● **Required work**: Report the count of lines that carry the string "Slump", and add nothing.

Entries taken from a collection:
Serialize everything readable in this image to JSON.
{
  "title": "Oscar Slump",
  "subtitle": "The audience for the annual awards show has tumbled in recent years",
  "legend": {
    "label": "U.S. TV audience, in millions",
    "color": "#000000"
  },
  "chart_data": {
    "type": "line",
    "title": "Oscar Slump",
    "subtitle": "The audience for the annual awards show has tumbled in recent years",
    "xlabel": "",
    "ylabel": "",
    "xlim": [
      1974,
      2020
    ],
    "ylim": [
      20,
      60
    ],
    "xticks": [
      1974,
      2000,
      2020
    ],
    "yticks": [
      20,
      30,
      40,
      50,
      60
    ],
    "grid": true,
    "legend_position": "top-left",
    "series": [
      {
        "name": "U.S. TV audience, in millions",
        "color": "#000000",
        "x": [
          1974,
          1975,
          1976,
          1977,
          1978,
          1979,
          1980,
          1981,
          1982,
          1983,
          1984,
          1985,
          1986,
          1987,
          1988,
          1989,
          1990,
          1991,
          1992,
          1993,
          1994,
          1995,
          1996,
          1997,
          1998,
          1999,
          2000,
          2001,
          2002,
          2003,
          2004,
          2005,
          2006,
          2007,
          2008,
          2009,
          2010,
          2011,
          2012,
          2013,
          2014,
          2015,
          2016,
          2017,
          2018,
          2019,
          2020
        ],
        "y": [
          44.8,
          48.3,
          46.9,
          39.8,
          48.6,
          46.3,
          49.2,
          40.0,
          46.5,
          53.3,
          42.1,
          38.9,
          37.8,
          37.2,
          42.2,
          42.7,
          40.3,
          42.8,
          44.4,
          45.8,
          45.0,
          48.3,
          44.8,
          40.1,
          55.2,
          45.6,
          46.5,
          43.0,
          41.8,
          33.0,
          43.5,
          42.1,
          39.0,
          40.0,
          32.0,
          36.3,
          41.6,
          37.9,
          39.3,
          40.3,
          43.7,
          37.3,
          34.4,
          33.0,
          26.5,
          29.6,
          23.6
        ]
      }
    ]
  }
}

...

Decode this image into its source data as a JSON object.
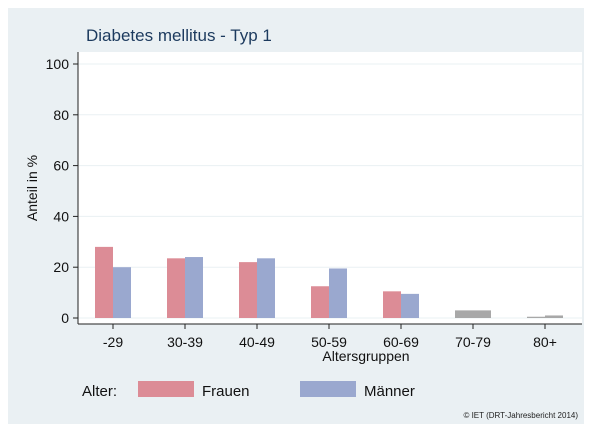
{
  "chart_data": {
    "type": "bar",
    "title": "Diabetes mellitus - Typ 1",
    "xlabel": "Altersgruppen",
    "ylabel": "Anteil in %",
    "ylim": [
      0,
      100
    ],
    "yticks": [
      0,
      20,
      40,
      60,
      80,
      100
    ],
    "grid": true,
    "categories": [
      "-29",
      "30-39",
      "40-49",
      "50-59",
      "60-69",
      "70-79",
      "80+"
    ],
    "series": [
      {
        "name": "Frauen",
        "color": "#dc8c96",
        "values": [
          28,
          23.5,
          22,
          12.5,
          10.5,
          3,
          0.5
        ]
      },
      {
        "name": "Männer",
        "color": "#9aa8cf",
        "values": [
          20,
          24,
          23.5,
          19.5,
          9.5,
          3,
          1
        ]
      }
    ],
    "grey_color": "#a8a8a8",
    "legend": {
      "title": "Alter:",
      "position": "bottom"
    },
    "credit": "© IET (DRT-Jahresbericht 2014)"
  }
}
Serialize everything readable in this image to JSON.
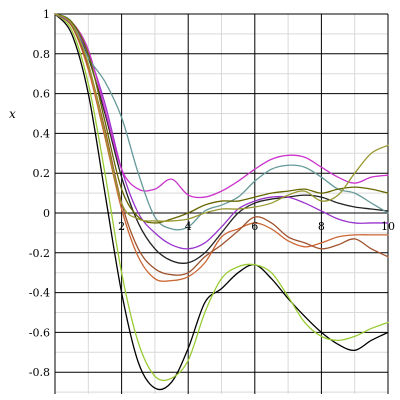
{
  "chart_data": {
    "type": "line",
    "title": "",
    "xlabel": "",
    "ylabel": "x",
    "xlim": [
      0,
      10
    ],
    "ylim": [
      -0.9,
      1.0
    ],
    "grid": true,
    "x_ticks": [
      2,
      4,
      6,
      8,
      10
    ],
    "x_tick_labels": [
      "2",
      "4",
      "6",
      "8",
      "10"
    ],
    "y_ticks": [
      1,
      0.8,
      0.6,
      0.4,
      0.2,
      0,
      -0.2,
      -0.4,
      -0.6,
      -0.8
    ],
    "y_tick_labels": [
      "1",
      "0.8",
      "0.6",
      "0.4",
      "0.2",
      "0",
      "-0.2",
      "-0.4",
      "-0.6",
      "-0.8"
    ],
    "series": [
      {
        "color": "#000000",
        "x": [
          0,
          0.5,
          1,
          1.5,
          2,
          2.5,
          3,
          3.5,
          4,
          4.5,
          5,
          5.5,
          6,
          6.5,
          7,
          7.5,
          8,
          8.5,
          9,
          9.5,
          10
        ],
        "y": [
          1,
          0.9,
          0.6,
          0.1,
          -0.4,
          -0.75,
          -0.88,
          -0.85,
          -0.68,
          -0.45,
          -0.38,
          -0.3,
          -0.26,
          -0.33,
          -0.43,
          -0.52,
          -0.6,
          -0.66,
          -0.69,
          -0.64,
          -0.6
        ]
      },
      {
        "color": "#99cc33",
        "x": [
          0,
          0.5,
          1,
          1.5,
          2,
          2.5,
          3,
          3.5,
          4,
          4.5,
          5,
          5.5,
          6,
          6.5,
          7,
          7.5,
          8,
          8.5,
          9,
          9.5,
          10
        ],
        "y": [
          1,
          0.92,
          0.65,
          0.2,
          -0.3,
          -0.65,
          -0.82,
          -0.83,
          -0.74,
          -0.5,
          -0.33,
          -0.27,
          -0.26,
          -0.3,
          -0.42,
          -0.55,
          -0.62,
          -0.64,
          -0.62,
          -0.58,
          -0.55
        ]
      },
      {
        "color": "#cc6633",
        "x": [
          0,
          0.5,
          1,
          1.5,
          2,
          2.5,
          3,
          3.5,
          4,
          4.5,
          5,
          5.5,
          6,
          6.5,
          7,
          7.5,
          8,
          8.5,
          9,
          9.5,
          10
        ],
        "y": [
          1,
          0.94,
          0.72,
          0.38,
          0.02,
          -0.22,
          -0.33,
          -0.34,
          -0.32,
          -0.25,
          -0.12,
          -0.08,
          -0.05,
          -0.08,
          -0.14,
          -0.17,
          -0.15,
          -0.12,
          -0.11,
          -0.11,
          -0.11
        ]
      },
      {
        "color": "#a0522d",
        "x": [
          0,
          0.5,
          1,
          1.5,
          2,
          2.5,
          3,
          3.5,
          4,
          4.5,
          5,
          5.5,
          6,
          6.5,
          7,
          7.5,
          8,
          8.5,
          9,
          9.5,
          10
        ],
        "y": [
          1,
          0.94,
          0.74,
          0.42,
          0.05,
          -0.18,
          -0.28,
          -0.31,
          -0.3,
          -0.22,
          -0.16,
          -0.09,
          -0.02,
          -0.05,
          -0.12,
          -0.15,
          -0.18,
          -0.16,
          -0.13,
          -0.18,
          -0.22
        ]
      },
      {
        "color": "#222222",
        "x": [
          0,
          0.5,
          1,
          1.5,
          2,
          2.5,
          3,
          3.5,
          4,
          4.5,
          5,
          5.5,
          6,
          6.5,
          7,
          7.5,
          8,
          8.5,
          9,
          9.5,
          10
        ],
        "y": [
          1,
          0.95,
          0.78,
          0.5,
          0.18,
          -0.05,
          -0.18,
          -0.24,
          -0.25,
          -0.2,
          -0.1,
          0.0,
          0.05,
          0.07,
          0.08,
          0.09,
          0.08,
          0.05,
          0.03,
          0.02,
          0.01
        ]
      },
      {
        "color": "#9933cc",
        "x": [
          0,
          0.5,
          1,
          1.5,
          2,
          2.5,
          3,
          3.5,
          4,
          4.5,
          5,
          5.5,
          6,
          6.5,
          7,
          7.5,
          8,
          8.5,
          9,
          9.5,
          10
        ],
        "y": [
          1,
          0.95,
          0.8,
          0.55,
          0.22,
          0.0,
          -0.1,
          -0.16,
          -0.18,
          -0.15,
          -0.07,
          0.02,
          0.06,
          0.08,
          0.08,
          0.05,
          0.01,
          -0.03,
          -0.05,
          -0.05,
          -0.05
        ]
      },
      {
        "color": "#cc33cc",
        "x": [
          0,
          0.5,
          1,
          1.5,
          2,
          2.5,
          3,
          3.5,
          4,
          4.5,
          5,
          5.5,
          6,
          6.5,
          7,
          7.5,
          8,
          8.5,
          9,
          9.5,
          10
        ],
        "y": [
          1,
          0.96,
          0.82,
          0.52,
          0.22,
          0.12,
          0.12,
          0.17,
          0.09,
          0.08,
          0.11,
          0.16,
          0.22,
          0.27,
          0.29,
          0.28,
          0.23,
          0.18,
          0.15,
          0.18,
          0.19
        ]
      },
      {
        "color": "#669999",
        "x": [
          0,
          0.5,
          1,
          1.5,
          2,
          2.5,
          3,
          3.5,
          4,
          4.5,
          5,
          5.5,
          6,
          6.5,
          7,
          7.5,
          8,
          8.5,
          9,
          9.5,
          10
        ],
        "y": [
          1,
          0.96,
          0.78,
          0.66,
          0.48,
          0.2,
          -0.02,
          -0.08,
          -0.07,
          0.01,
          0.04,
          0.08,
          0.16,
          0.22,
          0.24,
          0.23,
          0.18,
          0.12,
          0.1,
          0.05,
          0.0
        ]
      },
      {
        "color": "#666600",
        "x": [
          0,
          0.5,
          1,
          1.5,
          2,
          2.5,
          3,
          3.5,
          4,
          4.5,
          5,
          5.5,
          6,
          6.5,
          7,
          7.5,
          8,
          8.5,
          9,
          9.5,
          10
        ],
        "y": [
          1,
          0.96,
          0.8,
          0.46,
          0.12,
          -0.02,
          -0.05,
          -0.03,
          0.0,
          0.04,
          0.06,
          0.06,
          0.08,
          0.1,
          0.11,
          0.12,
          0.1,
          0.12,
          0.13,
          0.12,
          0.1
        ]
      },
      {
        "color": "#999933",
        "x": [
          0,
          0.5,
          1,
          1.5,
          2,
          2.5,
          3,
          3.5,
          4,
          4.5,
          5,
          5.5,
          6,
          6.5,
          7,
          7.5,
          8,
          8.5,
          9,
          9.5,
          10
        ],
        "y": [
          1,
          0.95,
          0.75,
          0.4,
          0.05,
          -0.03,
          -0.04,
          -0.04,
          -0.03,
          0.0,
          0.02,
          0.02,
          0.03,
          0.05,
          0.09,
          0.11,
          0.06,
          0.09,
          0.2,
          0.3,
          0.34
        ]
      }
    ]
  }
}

● **Final result**: 2